> **WHAT YOU WILL DO**
Search the entries for the word "notified" and pull out each line that has it.

-- Start --

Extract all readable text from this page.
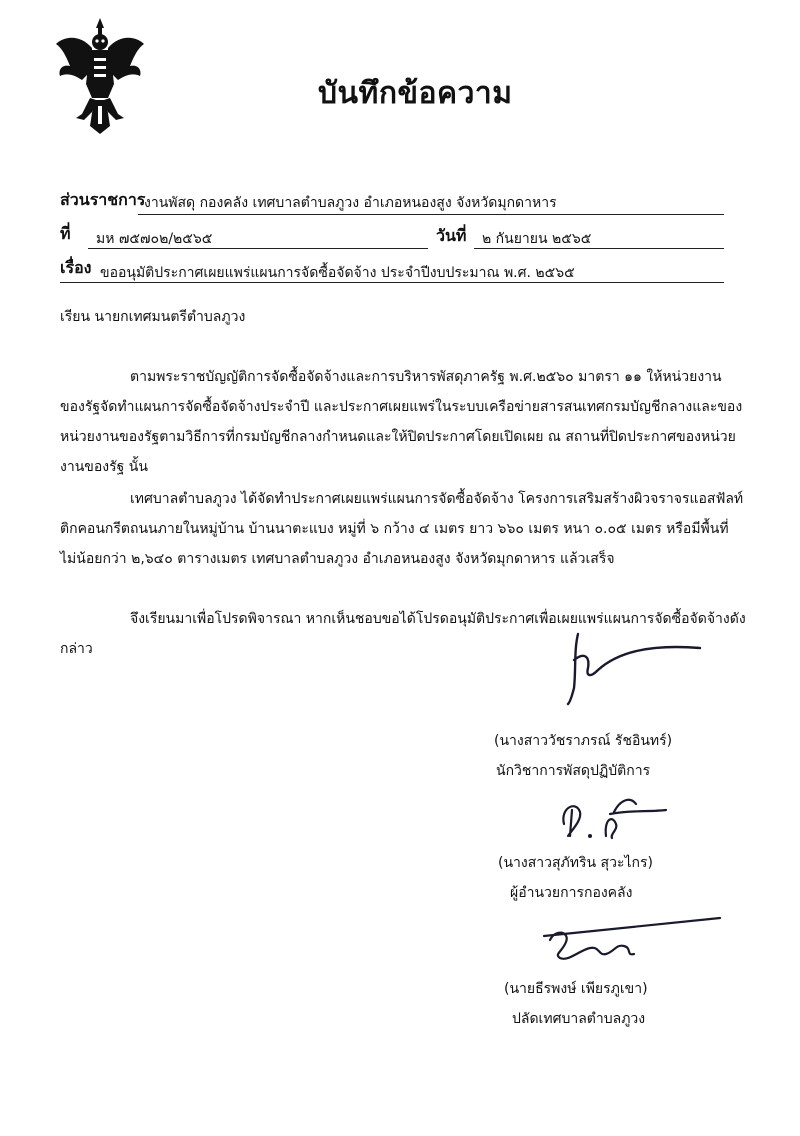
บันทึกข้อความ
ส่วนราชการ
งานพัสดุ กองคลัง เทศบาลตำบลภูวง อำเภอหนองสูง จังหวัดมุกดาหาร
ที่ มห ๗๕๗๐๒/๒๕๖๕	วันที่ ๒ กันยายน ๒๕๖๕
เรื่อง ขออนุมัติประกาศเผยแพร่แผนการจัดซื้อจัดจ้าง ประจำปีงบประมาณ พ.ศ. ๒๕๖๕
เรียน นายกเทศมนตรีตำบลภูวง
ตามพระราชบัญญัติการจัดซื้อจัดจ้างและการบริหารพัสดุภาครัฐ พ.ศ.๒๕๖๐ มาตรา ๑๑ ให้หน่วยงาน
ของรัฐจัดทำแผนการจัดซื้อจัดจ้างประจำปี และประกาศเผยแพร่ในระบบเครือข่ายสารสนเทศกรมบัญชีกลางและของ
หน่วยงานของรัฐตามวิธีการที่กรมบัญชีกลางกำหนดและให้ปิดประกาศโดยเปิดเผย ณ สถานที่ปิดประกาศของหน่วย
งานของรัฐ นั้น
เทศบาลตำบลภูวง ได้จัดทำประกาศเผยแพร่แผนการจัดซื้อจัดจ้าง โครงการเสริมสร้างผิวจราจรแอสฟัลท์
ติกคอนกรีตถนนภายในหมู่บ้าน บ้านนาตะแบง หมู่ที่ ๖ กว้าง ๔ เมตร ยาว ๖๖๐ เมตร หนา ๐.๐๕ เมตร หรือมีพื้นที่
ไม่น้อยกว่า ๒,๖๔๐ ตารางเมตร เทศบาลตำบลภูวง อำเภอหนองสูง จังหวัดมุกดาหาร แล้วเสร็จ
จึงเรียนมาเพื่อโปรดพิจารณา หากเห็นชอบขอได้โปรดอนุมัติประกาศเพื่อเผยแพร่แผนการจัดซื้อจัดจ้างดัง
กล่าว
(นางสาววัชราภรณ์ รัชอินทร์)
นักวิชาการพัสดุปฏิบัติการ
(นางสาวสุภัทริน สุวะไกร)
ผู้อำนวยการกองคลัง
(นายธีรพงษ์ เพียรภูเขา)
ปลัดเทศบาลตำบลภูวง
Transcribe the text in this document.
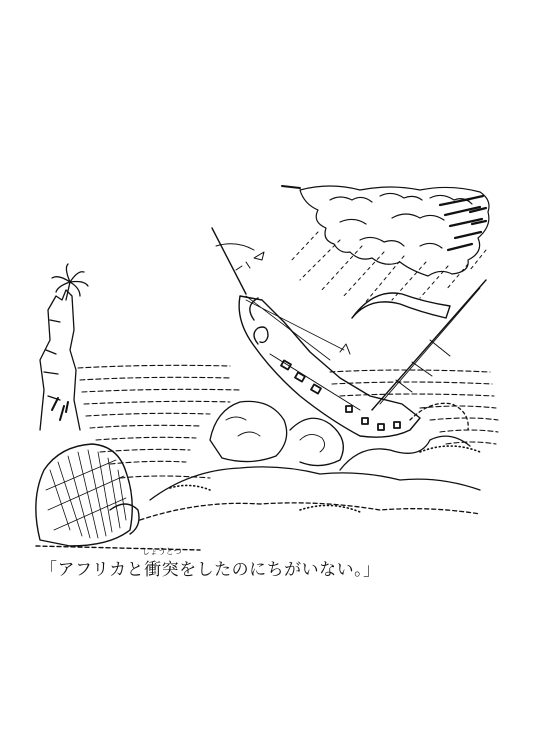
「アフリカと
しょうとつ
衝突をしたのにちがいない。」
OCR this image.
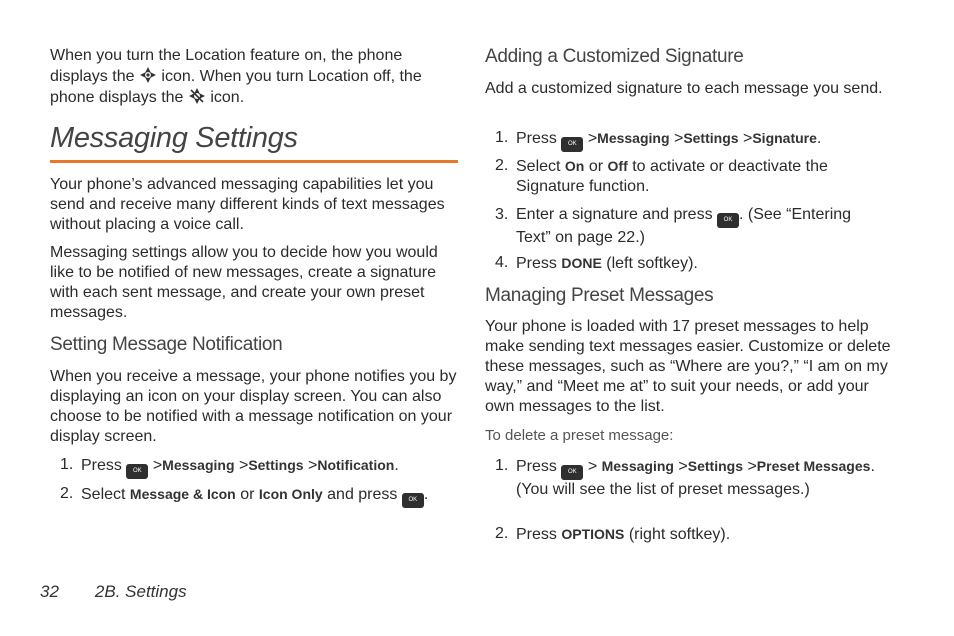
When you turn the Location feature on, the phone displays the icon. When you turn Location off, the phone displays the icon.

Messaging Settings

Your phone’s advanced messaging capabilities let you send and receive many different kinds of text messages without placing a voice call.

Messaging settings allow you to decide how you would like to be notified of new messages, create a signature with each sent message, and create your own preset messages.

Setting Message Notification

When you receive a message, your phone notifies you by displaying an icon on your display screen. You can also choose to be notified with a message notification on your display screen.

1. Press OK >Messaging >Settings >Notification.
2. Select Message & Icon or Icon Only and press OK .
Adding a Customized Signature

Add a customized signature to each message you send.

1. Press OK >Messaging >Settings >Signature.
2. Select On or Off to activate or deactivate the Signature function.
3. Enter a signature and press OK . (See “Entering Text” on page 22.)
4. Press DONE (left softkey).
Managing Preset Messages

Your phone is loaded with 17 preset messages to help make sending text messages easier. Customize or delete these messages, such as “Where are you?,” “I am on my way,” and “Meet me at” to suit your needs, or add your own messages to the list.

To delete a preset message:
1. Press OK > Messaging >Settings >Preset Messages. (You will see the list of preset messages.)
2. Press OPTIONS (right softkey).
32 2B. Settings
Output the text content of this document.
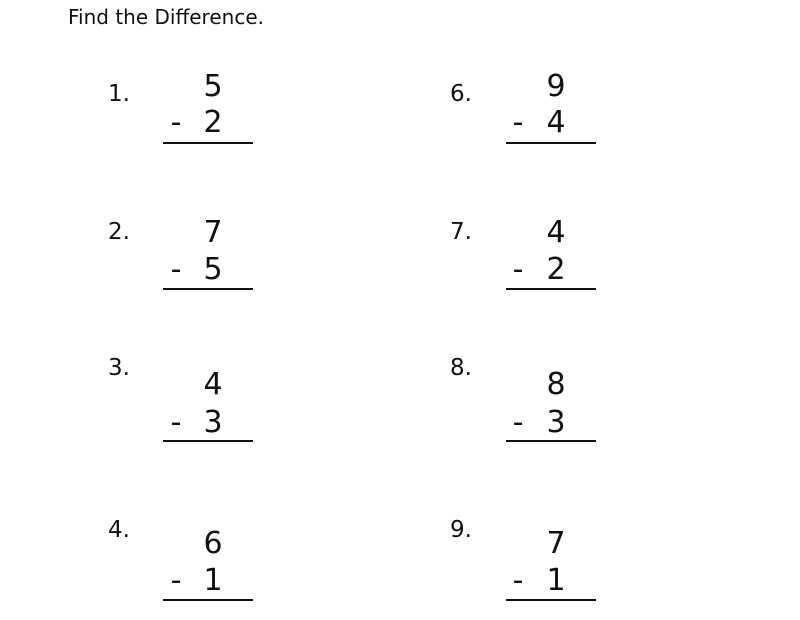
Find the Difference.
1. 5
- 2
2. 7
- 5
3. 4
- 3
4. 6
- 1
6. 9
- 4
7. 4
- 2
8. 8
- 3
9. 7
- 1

-- End --

> **SOLVED EXERCISE**
Messaging settings allow you to decide how you would like to be notified of new messages, create a signature with each sent message, and create your own preset messages.
When you receive a message, your phone notifies you by displaying an icon on your display screen. You can also choose to be notified with a message notification on your display screen.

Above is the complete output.